*TASK PROMPT*. Only lines holding the string "patologi" are wanted; copy each one from the material.

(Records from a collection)
==*==

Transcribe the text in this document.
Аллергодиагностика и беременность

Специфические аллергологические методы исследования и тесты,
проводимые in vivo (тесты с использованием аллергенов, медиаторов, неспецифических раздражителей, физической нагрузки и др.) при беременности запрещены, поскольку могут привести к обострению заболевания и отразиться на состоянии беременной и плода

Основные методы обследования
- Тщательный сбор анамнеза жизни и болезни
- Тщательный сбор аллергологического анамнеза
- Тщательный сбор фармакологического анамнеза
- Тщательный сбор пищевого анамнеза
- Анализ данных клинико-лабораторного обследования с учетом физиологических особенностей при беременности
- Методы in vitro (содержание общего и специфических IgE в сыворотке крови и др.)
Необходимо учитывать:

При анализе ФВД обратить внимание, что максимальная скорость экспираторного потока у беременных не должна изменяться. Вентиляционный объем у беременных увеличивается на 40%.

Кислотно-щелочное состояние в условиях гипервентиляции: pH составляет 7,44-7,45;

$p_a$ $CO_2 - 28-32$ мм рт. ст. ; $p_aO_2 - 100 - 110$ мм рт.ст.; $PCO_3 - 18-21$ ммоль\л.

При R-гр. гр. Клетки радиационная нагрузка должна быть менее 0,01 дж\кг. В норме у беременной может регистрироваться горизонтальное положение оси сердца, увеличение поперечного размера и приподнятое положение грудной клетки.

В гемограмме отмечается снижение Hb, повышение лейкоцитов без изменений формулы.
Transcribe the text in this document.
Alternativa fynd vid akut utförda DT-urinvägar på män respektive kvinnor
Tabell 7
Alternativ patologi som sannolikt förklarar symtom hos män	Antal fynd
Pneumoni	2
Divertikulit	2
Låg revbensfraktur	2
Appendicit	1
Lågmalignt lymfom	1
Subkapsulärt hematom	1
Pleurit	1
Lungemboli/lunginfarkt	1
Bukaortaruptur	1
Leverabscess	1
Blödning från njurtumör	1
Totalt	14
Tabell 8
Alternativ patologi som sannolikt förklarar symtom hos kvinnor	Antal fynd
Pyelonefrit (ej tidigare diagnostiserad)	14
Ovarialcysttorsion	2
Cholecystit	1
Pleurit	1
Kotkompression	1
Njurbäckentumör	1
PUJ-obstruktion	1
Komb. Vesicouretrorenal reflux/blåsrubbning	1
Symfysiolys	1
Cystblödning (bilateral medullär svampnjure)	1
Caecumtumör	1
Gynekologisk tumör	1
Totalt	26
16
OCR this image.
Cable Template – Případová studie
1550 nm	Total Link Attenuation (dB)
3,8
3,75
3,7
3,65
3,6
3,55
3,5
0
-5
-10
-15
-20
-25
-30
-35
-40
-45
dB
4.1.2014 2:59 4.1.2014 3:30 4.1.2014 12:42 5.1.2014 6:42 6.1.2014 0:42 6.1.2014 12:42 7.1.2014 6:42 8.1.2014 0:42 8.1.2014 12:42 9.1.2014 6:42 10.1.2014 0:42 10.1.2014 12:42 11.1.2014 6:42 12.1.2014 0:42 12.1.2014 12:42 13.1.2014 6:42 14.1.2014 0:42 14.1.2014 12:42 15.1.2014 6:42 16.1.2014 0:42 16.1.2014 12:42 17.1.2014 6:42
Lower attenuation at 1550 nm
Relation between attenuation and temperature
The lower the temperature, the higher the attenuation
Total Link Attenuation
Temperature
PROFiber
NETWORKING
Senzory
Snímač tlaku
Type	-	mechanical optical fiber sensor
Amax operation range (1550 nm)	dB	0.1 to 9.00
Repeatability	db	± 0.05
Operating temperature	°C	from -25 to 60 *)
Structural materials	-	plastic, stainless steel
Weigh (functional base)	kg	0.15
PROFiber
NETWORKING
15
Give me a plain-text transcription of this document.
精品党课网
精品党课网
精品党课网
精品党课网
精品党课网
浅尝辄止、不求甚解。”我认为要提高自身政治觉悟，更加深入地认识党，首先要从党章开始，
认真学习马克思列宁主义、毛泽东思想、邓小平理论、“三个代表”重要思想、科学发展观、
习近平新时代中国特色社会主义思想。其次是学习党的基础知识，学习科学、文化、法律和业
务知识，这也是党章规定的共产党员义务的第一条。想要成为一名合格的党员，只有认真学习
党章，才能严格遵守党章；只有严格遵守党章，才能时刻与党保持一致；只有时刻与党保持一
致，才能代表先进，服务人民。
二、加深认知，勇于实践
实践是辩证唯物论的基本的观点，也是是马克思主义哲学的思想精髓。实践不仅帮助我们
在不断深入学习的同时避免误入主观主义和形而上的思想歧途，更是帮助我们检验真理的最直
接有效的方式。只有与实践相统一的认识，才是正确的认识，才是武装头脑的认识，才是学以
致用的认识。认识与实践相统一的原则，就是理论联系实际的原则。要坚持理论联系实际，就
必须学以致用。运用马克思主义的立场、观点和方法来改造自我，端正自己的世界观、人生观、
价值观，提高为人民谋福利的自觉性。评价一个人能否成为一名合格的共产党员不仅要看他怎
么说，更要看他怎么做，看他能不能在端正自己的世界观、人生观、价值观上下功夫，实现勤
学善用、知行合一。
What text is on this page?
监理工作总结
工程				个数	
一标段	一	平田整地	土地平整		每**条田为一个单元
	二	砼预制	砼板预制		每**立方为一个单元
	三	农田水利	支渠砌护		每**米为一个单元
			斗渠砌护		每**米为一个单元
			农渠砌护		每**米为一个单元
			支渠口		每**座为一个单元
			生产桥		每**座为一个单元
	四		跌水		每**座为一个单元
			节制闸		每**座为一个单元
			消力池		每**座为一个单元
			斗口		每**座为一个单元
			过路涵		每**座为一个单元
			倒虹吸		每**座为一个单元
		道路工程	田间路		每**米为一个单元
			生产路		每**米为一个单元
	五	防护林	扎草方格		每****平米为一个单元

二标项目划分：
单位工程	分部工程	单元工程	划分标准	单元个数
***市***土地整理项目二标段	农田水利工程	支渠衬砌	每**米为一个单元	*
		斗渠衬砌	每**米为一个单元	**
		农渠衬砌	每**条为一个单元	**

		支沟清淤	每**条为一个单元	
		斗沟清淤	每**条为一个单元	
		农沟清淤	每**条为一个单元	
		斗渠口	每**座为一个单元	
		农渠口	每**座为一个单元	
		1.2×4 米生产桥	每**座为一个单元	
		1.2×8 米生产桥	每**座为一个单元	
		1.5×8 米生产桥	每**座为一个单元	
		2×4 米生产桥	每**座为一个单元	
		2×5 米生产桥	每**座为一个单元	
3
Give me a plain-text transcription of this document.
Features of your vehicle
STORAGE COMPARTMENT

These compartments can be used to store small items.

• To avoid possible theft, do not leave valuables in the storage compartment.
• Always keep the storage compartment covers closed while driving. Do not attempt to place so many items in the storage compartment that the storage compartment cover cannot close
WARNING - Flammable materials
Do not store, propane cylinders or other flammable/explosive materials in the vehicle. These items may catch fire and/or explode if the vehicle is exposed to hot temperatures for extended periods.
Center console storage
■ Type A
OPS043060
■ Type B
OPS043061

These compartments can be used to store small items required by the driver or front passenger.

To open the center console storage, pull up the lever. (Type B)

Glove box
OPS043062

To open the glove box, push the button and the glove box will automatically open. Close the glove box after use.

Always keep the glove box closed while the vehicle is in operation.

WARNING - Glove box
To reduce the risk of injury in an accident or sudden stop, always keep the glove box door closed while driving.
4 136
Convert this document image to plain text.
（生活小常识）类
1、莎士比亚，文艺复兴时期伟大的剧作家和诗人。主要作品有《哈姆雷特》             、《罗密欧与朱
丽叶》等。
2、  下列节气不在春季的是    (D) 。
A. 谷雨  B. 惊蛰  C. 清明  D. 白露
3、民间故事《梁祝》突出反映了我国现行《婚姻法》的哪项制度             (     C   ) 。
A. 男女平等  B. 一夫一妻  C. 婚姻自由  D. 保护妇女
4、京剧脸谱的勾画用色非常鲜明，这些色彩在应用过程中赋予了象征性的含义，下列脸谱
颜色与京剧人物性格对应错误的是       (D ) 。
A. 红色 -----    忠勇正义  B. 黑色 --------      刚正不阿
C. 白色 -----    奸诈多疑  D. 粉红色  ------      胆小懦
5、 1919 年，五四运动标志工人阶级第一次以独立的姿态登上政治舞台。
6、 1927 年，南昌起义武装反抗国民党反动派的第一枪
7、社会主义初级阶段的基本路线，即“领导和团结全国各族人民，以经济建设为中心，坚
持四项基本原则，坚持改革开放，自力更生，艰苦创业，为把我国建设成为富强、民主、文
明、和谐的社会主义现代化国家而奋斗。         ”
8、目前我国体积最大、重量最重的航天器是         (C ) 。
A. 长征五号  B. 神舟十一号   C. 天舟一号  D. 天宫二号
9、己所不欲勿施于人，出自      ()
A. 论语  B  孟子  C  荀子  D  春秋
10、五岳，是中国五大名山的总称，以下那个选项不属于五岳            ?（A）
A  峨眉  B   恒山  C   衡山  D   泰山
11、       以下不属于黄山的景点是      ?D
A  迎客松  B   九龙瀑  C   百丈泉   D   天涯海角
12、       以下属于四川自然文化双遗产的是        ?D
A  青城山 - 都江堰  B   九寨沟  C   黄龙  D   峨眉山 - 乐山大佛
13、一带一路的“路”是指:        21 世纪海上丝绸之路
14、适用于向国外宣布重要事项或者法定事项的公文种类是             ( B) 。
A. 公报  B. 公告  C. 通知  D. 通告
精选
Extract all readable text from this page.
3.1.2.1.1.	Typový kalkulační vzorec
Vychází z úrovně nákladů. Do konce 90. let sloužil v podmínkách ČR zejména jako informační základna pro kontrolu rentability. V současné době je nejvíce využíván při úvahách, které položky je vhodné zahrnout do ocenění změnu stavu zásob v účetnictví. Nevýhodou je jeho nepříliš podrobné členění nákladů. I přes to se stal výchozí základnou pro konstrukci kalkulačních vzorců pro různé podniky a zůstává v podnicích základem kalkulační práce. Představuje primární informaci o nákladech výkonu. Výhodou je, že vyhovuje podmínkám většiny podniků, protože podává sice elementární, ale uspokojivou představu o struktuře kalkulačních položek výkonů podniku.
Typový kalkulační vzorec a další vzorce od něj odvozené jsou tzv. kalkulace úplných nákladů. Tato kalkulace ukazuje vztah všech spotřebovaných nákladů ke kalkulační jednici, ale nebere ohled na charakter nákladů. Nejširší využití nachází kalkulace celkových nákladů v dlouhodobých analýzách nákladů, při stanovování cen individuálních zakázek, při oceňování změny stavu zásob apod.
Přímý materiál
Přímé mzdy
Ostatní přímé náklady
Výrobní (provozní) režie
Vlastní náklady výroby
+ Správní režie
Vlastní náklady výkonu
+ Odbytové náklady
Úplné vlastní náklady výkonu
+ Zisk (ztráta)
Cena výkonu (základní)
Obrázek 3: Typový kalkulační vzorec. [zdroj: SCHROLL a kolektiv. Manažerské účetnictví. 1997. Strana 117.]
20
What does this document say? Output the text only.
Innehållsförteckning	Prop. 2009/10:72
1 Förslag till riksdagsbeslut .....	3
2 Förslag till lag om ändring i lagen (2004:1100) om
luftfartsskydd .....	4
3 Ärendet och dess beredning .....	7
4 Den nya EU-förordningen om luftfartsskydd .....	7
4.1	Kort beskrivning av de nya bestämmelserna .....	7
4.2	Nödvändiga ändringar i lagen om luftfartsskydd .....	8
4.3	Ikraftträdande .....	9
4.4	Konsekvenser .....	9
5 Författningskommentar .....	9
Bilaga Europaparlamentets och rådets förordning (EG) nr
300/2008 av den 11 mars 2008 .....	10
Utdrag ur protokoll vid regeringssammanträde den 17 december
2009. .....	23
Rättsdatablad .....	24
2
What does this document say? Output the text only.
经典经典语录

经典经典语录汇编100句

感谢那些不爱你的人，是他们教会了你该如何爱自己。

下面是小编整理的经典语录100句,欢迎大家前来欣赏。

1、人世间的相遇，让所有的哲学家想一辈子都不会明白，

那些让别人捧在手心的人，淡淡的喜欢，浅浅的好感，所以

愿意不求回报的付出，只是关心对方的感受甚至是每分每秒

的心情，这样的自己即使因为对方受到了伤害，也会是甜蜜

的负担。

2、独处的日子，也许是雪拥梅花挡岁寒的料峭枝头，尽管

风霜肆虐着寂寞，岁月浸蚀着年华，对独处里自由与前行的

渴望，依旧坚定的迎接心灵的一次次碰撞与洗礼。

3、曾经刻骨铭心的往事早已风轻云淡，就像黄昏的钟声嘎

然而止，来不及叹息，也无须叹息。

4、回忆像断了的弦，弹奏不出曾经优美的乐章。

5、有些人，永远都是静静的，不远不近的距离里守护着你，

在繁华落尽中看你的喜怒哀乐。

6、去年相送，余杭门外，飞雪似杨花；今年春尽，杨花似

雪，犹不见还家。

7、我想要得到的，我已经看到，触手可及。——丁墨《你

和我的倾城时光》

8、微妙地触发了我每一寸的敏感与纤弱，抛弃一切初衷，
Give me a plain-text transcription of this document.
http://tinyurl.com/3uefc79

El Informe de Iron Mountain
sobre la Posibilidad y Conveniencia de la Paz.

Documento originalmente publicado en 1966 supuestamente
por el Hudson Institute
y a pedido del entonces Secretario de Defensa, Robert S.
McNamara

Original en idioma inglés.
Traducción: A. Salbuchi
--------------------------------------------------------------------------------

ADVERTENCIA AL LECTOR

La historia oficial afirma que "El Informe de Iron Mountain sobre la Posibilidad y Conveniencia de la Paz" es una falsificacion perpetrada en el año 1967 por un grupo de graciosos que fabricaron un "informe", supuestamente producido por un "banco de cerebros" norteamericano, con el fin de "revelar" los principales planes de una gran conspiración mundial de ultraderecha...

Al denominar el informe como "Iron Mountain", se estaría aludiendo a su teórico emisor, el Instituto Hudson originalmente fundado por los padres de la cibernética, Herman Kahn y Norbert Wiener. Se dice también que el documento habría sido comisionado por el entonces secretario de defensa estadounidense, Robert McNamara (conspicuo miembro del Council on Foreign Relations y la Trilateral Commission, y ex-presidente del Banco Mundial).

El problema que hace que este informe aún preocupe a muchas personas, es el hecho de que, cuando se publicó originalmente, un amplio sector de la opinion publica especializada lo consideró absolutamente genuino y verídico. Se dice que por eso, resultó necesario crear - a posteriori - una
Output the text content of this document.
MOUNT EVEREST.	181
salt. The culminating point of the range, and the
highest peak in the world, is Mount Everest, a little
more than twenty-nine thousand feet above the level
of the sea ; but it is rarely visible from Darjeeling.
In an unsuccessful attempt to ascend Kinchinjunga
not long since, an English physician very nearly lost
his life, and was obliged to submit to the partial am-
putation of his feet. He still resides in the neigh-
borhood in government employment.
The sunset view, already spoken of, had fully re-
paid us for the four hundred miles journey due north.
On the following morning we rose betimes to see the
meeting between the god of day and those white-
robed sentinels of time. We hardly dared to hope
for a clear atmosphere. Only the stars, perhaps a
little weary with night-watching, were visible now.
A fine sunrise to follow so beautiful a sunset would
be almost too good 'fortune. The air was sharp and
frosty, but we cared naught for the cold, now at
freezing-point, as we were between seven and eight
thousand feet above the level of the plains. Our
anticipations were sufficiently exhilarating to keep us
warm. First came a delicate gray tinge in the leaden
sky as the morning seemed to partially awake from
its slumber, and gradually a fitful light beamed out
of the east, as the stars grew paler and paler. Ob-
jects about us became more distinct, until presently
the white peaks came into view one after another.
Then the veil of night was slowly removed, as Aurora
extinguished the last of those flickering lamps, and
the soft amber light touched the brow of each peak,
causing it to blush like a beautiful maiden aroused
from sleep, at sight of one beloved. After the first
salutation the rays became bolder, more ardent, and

==*==

*SOLUTION*.
Alternativ patologi som sannolikt förklarar symtom hos män	Antal fynd
Alternativ patologi som sannolikt förklarar symtom hos kvinnor	Antal fynd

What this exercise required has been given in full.